Give only the number of lines in the records that include the string "горячих".

======== Supplied records

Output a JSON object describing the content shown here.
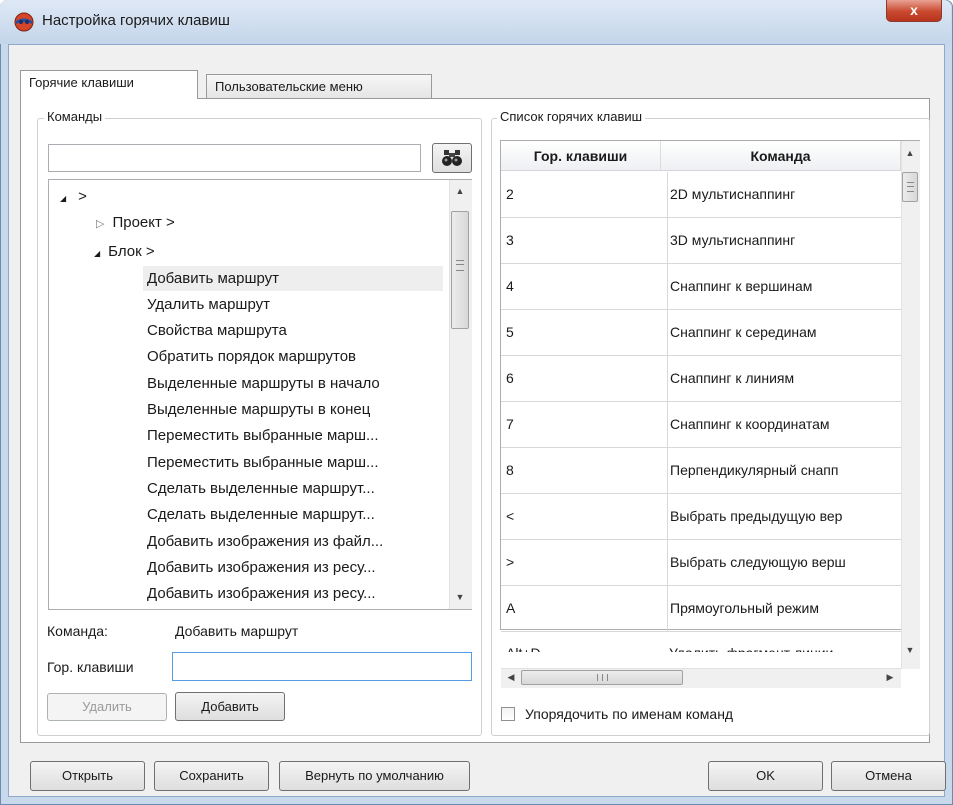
{
  "window": {
    "title": "Настройка горячих клавиш",
    "close_label": "x"
  },
  "tabs": [
    {
      "label": "Горячие клавиши"
    },
    {
      "label": "Пользовательские меню"
    }
  ],
  "commands_group": {
    "label": "Команды",
    "search_value": "",
    "tree": [
      {
        "label": ">",
        "expander": "◢"
      },
      {
        "label": "Проект >",
        "expander": "▷"
      },
      {
        "label": "Блок >",
        "expander": "◢"
      },
      {
        "label": "Добавить маршрут"
      },
      {
        "label": "Удалить маршрут"
      },
      {
        "label": "Свойства маршрута"
      },
      {
        "label": "Обратить порядок маршрутов"
      },
      {
        "label": "Выделенные маршруты в начало"
      },
      {
        "label": "Выделенные маршруты в конец"
      },
      {
        "label": "Переместить выбранные марш..."
      },
      {
        "label": "Переместить выбранные марш..."
      },
      {
        "label": "Сделать выделенные маршрут..."
      },
      {
        "label": "Сделать выделенные маршрут..."
      },
      {
        "label": "Добавить изображения из файл..."
      },
      {
        "label": "Добавить изображения из ресу..."
      },
      {
        "label": "Добавить изображения из ресу..."
      }
    ],
    "command_label": "Команда:",
    "command_value": "Добавить маршрут",
    "hotkey_label": "Гор. клавиши",
    "hotkey_value": "",
    "delete_label": "Удалить",
    "add_label": "Добавить"
  },
  "hotkeys_group": {
    "label": "Список горячих клавиш",
    "columns": [
      "Гор. клавиши",
      "Команда"
    ],
    "rows": [
      {
        "key": "2",
        "command": "2D мультиснаппинг"
      },
      {
        "key": "3",
        "command": "3D мультиснаппинг"
      },
      {
        "key": "4",
        "command": "Снаппинг к вершинам"
      },
      {
        "key": "5",
        "command": "Снаппинг к серединам"
      },
      {
        "key": "6",
        "command": "Снаппинг к линиям"
      },
      {
        "key": "7",
        "command": "Снаппинг к координатам"
      },
      {
        "key": "8",
        "command": "Перпендикулярный снапп"
      },
      {
        "key": "<",
        "command": "Выбрать предыдущую вер"
      },
      {
        "key": ">",
        "command": "Выбрать следующую верш"
      },
      {
        "key": "A",
        "command": "Прямоугольный режим"
      },
      {
        "key": "Alt+D",
        "command": "Удалить фрагмент линии"
      }
    ],
    "sort_label": "Упорядочить по именам команд",
    "sort_checked": false
  },
  "footer": {
    "open_label": "Открыть",
    "save_label": "Сохранить",
    "reset_label": "Вернуть по умолчанию",
    "ok_label": "OK",
    "cancel_label": "Отмена"
  }
}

================

**The response**
2